[Dataset listings of figures]
####

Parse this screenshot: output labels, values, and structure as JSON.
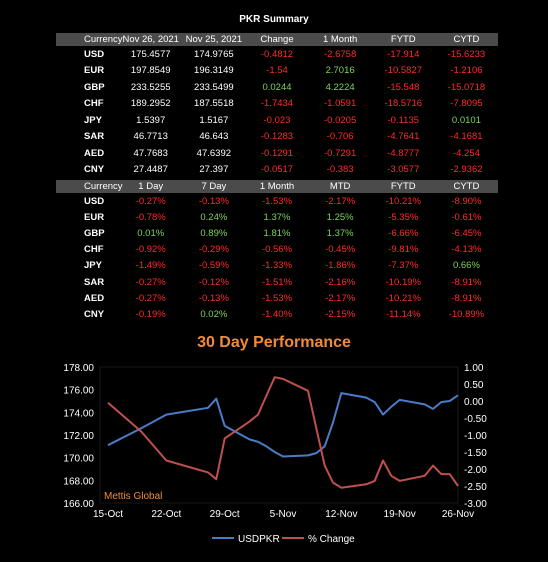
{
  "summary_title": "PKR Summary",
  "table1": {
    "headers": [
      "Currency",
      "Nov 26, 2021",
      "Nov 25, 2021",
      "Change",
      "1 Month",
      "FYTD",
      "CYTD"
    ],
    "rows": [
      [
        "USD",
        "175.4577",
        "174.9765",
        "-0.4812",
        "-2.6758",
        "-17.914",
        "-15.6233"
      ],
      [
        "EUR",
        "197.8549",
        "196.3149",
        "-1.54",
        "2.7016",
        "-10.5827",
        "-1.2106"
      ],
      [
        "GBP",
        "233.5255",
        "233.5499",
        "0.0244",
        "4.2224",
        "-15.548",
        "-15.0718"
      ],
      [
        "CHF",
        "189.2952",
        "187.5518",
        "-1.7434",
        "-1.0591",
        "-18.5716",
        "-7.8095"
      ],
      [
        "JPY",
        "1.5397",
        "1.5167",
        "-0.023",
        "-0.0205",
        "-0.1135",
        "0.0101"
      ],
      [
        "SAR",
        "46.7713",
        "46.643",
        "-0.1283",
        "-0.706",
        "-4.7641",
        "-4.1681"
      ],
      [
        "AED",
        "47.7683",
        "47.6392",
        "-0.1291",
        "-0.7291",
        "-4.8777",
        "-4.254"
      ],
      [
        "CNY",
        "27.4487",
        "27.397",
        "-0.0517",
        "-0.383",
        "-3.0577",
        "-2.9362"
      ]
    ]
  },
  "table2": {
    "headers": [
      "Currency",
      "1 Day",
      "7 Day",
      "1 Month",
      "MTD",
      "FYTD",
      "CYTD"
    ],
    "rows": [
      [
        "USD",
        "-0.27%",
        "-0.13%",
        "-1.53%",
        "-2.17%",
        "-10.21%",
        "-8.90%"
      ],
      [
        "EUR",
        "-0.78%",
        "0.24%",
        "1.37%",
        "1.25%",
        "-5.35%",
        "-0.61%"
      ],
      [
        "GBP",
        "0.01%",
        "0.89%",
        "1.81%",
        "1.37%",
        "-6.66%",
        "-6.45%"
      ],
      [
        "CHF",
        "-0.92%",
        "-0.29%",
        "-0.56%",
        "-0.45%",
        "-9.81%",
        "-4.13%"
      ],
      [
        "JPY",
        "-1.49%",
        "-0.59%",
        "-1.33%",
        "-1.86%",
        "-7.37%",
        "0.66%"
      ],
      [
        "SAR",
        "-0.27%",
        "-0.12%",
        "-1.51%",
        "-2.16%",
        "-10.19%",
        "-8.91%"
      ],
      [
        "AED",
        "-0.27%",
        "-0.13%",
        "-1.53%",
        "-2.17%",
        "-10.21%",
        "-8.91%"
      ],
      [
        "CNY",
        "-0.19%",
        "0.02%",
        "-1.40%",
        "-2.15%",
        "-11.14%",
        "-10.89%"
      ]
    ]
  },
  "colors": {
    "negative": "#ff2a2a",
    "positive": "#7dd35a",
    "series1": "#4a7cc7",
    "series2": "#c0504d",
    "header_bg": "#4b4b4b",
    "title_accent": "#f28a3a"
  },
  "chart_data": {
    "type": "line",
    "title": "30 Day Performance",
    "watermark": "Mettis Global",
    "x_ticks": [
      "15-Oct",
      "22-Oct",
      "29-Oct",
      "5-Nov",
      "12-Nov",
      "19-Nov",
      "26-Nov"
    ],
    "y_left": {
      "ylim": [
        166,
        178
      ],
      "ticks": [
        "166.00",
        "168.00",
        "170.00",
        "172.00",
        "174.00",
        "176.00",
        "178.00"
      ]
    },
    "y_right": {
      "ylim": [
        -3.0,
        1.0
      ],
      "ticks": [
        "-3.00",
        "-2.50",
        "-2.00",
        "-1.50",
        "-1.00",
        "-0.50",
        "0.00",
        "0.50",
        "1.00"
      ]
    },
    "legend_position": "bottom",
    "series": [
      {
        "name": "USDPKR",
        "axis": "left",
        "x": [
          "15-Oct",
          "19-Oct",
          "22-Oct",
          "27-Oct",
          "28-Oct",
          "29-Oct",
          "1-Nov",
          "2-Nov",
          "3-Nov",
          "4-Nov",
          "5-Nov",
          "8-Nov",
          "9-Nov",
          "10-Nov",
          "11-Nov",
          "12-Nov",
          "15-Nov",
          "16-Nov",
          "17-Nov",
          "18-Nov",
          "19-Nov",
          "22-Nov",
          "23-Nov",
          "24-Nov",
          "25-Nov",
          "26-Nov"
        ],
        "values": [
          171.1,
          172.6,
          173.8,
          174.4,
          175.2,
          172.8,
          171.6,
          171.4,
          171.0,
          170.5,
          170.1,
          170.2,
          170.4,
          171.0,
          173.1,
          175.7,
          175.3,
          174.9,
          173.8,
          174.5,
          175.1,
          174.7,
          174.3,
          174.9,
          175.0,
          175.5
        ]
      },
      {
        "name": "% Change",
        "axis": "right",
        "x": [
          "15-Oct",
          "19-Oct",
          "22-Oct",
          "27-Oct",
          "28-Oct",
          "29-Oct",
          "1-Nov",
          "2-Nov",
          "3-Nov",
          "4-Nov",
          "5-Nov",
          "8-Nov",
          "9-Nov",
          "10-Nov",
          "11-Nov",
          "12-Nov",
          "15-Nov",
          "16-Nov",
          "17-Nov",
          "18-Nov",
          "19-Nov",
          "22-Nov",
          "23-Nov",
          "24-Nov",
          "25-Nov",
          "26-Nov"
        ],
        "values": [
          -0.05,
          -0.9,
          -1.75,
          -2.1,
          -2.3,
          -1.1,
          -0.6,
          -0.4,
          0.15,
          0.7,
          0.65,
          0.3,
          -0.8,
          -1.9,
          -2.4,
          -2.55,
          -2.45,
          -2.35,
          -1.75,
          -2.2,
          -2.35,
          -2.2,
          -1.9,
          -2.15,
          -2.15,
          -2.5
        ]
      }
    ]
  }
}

####

### [INSTRUCTIONS TO FOLLOW]
Repeat the listing above exactly, with no pictures.

### [TASK RESPONSE]
Parse this screenshot: output labels, values, and structure as JSON.
{
  "summary_title": "PKR Summary",
  "table1": {
    "headers": [
      "Currency",
      "Nov 26, 2021",
      "Nov 25, 2021",
      "Change",
      "1 Month",
      "FYTD",
      "CYTD"
    ],
    "rows": [
      [
        "USD",
        "175.4577",
        "174.9765",
        "-0.4812",
        "-2.6758",
        "-17.914",
        "-15.6233"
      ],
      [
        "EUR",
        "197.8549",
        "196.3149",
        "-1.54",
        "2.7016",
        "-10.5827",
        "-1.2106"
      ],
      [
        "GBP",
        "233.5255",
        "233.5499",
        "0.0244",
        "4.2224",
        "-15.548",
        "-15.0718"
      ],
      [
        "CHF",
        "189.2952",
        "187.5518",
        "-1.7434",
        "-1.0591",
        "-18.5716",
        "-7.8095"
      ],
      [
        "JPY",
        "1.5397",
        "1.5167",
        "-0.023",
        "-0.0205",
        "-0.1135",
        "0.0101"
      ],
      [
        "SAR",
        "46.7713",
        "46.643",
        "-0.1283",
        "-0.706",
        "-4.7641",
        "-4.1681"
      ],
      [
        "AED",
        "47.7683",
        "47.6392",
        "-0.1291",
        "-0.7291",
        "-4.8777",
        "-4.254"
      ],
      [
        "CNY",
        "27.4487",
        "27.397",
        "-0.0517",
        "-0.383",
        "-3.0577",
        "-2.9362"
      ]
    ]
  },
  "table2": {
    "headers": [
      "Currency",
      "1 Day",
      "7 Day",
      "1 Month",
      "MTD",
      "FYTD",
      "CYTD"
    ],
    "rows": [
      [
        "USD",
        "-0.27%",
        "-0.13%",
        "-1.53%",
        "-2.17%",
        "-10.21%",
        "-8.90%"
      ],
      [
        "EUR",
        "-0.78%",
        "0.24%",
        "1.37%",
        "1.25%",
        "-5.35%",
        "-0.61%"
      ],
      [
        "GBP",
        "0.01%",
        "0.89%",
        "1.81%",
        "1.37%",
        "-6.66%",
        "-6.45%"
      ],
      [
        "CHF",
        "-0.92%",
        "-0.29%",
        "-0.56%",
        "-0.45%",
        "-9.81%",
        "-4.13%"
      ],
      [
        "JPY",
        "-1.49%",
        "-0.59%",
        "-1.33%",
        "-1.86%",
        "-7.37%",
        "0.66%"
      ],
      [
        "SAR",
        "-0.27%",
        "-0.12%",
        "-1.51%",
        "-2.16%",
        "-10.19%",
        "-8.91%"
      ],
      [
        "AED",
        "-0.27%",
        "-0.13%",
        "-1.53%",
        "-2.17%",
        "-10.21%",
        "-8.91%"
      ],
      [
        "CNY",
        "-0.19%",
        "0.02%",
        "-1.40%",
        "-2.15%",
        "-11.14%",
        "-10.89%"
      ]
    ]
  },
  "colors": {
    "negative": "#ff2a2a",
    "positive": "#7dd35a",
    "series1": "#4a7cc7",
    "series2": "#c0504d",
    "header_bg": "#4b4b4b",
    "title_accent": "#f28a3a"
  },
  "chart_data": {
    "type": "line",
    "title": "30 Day Performance",
    "watermark": "Mettis Global",
    "x_ticks": [
      "15-Oct",
      "22-Oct",
      "29-Oct",
      "5-Nov",
      "12-Nov",
      "19-Nov",
      "26-Nov"
    ],
    "y_left": {
      "ylim": [
        166,
        178
      ],
      "ticks": [
        "166.00",
        "168.00",
        "170.00",
        "172.00",
        "174.00",
        "176.00",
        "178.00"
      ]
    },
    "y_right": {
      "ylim": [
        -3.0,
        1.0
      ],
      "ticks": [
        "-3.00",
        "-2.50",
        "-2.00",
        "-1.50",
        "-1.00",
        "-0.50",
        "0.00",
        "0.50",
        "1.00"
      ]
    },
    "legend_position": "bottom",
    "series": [
      {
        "name": "USDPKR",
        "axis": "left",
        "x": [
          "15-Oct",
          "19-Oct",
          "22-Oct",
          "27-Oct",
          "28-Oct",
          "29-Oct",
          "1-Nov",
          "2-Nov",
          "3-Nov",
          "4-Nov",
          "5-Nov",
          "8-Nov",
          "9-Nov",
          "10-Nov",
          "11-Nov",
          "12-Nov",
          "15-Nov",
          "16-Nov",
          "17-Nov",
          "18-Nov",
          "19-Nov",
          "22-Nov",
          "23-Nov",
          "24-Nov",
          "25-Nov",
          "26-Nov"
        ],
        "values": [
          171.1,
          172.6,
          173.8,
          174.4,
          175.2,
          172.8,
          171.6,
          171.4,
          171.0,
          170.5,
          170.1,
          170.2,
          170.4,
          171.0,
          173.1,
          175.7,
          175.3,
          174.9,
          173.8,
          174.5,
          175.1,
          174.7,
          174.3,
          174.9,
          175.0,
          175.5
        ]
      },
      {
        "name": "% Change",
        "axis": "right",
        "x": [
          "15-Oct",
          "19-Oct",
          "22-Oct",
          "27-Oct",
          "28-Oct",
          "29-Oct",
          "1-Nov",
          "2-Nov",
          "3-Nov",
          "4-Nov",
          "5-Nov",
          "8-Nov",
          "9-Nov",
          "10-Nov",
          "11-Nov",
          "12-Nov",
          "15-Nov",
          "16-Nov",
          "17-Nov",
          "18-Nov",
          "19-Nov",
          "22-Nov",
          "23-Nov",
          "24-Nov",
          "25-Nov",
          "26-Nov"
        ],
        "values": [
          -0.05,
          -0.9,
          -1.75,
          -2.1,
          -2.3,
          -1.1,
          -0.6,
          -0.4,
          0.15,
          0.7,
          0.65,
          0.3,
          -0.8,
          -1.9,
          -2.4,
          -2.55,
          -2.45,
          -2.35,
          -1.75,
          -2.2,
          -2.35,
          -2.2,
          -1.9,
          -2.15,
          -2.15,
          -2.5
        ]
      }
    ]
  }
}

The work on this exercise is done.